=== Requirements ===
Wherever the string "this" shows up in a line, count that line. Give the total alone.

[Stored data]
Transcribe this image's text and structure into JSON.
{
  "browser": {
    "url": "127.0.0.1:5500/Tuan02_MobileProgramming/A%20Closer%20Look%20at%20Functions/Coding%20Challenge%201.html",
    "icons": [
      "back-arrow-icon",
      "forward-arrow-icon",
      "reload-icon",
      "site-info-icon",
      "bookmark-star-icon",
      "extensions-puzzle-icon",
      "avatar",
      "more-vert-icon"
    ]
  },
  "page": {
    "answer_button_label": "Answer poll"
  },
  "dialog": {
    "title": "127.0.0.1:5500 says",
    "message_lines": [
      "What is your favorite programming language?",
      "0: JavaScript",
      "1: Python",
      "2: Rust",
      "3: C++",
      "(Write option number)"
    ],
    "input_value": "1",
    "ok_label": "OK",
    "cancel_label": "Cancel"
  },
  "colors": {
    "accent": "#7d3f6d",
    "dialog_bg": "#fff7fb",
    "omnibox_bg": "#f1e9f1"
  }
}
==
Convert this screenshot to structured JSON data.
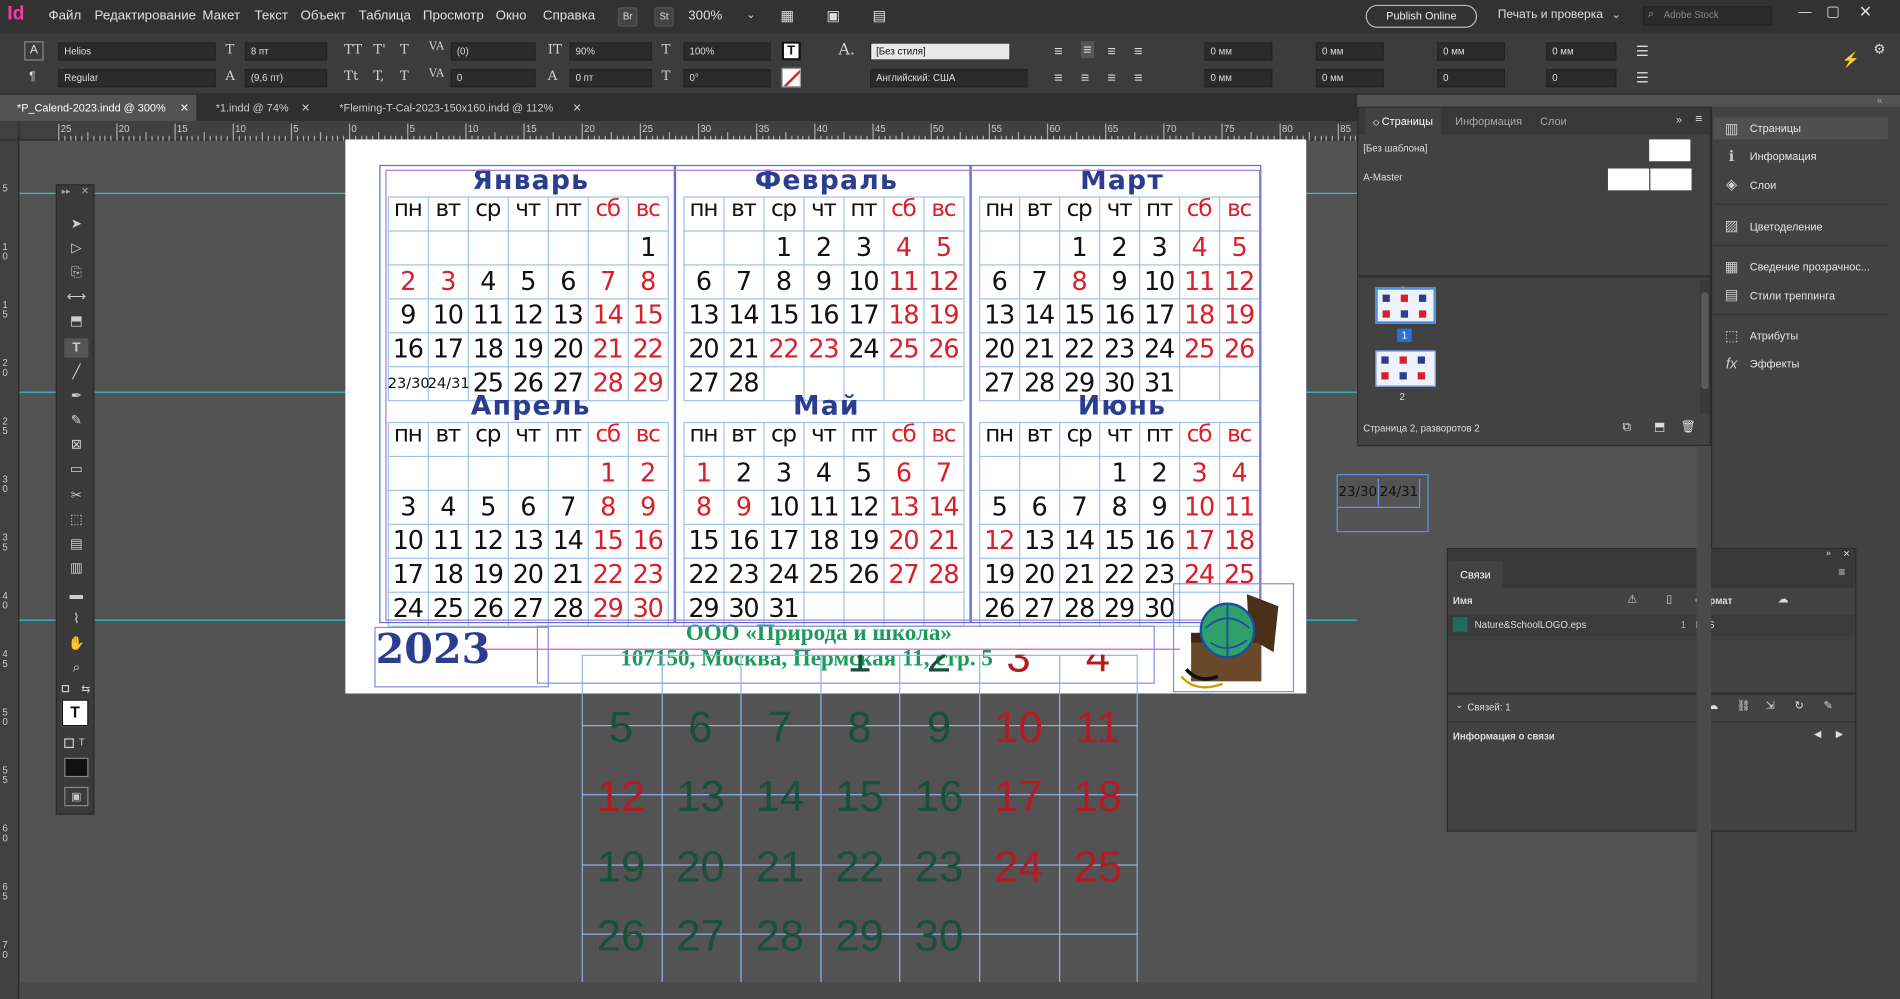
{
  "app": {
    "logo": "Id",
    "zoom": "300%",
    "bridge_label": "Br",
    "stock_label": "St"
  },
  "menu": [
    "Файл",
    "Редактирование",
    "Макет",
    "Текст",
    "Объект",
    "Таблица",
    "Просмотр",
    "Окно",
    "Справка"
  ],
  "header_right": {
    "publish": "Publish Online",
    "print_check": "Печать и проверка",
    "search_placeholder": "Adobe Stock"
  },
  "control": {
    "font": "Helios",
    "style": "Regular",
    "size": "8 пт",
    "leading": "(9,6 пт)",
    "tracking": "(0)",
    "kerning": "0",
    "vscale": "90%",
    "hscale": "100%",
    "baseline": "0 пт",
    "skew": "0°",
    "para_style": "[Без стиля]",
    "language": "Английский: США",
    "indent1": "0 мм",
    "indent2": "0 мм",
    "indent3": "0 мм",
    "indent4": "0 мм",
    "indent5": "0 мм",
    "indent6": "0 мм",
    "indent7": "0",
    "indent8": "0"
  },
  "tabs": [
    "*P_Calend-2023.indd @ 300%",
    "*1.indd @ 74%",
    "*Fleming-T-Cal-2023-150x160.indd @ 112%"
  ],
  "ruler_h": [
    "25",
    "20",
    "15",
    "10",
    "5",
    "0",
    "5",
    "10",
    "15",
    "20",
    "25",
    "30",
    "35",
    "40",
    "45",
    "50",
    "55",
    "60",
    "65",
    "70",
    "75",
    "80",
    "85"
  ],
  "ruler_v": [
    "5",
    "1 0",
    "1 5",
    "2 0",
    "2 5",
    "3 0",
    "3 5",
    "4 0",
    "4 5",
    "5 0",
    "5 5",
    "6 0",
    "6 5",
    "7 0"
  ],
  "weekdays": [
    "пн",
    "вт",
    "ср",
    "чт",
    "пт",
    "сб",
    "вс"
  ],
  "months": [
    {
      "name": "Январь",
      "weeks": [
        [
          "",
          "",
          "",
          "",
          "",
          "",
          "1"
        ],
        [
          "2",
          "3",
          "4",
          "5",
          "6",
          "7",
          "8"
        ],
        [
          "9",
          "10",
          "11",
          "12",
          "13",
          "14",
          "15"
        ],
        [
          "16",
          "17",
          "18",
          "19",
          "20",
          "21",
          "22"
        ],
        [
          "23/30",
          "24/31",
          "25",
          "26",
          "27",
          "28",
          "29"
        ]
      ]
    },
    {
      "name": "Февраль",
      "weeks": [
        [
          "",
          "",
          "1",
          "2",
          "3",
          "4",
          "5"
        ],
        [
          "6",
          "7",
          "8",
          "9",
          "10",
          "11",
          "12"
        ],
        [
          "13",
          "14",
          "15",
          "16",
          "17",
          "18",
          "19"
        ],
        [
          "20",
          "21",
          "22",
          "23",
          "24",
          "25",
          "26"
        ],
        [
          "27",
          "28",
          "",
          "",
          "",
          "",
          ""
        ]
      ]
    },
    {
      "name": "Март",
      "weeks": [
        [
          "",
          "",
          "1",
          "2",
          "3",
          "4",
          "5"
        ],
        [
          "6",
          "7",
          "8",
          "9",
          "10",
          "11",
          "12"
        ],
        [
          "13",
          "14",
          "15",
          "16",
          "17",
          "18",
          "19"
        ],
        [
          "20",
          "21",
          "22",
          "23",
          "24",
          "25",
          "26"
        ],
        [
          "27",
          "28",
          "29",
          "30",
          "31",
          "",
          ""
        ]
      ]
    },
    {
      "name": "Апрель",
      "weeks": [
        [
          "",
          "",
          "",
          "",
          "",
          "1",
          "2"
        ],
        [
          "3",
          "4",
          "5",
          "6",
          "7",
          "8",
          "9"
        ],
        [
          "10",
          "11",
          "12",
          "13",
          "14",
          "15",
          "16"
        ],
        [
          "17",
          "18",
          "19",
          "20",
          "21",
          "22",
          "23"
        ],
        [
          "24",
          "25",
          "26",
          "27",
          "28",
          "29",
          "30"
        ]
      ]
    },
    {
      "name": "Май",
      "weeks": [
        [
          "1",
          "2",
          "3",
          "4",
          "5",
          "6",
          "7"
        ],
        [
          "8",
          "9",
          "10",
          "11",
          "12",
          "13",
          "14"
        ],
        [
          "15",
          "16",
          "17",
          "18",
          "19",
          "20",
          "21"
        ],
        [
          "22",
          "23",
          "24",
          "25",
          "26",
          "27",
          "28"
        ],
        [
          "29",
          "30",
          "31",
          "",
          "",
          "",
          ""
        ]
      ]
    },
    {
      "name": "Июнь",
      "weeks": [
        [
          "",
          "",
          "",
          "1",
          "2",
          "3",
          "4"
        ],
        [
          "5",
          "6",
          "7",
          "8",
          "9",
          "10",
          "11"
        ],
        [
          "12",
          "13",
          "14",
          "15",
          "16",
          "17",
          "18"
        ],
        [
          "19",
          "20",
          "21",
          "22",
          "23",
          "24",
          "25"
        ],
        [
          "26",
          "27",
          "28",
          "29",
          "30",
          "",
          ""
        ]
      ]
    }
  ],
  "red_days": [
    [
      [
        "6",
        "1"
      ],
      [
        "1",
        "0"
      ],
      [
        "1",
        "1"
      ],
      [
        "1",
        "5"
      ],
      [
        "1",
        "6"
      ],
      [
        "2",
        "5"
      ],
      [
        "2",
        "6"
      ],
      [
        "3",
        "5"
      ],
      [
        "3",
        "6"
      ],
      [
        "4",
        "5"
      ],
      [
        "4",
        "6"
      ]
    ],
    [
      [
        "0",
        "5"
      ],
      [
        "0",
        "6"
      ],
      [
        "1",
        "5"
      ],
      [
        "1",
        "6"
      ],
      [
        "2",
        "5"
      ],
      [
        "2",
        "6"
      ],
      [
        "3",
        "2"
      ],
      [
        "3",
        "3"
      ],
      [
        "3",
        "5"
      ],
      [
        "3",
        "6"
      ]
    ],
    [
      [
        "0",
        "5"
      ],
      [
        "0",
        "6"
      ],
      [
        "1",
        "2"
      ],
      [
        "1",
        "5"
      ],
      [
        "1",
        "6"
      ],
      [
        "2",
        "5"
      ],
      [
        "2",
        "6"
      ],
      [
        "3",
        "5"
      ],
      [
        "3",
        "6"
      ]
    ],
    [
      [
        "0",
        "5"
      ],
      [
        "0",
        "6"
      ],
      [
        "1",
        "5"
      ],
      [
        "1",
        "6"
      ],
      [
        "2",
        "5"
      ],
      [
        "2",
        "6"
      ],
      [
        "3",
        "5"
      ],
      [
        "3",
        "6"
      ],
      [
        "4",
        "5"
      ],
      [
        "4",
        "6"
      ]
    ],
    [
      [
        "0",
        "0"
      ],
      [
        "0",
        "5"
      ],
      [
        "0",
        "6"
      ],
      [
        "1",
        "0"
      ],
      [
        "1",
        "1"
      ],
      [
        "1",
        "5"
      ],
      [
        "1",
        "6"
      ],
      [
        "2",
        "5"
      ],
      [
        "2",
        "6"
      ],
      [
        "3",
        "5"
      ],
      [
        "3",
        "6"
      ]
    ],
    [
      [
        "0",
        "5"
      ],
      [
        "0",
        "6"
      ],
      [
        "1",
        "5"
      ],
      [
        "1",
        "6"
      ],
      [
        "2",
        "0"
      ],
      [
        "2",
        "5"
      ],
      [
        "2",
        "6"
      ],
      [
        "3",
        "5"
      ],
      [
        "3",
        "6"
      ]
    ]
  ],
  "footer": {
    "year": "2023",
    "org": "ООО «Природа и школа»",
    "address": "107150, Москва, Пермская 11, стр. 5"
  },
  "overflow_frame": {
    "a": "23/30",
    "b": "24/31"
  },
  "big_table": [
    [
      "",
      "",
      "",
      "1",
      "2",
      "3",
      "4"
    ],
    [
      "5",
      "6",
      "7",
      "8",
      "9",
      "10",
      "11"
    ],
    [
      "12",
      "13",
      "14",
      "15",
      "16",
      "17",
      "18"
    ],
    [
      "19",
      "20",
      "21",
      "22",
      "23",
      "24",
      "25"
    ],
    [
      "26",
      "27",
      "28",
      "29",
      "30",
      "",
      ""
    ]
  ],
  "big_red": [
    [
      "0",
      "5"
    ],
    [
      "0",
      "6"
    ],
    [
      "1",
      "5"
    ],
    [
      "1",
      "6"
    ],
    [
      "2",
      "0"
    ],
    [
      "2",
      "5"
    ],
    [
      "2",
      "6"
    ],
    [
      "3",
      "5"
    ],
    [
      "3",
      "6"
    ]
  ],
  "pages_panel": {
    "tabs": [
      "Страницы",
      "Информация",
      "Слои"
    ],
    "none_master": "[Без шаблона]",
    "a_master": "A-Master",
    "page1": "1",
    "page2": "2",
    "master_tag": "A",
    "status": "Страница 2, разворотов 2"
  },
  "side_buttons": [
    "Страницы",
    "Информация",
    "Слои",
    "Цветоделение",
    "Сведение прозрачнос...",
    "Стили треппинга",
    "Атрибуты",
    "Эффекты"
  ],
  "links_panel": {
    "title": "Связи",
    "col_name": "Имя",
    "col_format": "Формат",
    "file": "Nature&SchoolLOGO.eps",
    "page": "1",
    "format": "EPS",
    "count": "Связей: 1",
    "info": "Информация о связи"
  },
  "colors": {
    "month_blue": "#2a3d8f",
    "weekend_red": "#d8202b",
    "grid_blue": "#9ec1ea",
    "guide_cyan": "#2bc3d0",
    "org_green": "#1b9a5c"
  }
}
==
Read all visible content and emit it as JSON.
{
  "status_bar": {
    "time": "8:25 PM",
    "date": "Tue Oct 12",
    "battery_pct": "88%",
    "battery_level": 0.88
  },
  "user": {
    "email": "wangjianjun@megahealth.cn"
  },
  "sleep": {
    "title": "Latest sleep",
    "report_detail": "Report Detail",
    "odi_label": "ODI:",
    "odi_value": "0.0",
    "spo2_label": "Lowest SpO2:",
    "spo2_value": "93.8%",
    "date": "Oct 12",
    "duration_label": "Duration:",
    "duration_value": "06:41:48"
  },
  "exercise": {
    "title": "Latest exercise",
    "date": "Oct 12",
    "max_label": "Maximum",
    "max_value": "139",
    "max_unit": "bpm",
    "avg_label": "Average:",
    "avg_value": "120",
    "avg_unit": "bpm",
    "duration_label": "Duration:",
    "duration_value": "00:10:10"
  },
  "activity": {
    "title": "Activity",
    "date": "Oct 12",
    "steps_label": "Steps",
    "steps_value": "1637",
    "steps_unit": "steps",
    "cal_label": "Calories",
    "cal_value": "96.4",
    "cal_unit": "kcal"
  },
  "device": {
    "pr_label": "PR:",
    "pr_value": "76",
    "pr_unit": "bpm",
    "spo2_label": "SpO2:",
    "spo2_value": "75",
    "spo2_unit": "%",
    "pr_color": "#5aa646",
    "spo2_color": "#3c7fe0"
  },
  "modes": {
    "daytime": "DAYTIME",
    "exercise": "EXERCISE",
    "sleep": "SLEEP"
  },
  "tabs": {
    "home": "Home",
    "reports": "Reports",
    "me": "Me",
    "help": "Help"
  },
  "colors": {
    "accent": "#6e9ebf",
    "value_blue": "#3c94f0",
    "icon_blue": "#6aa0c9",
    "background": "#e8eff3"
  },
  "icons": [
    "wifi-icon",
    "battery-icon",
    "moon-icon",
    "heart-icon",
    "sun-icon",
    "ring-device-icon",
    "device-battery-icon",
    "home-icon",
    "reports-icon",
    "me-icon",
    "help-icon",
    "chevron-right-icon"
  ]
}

=== Reply to the task ===
2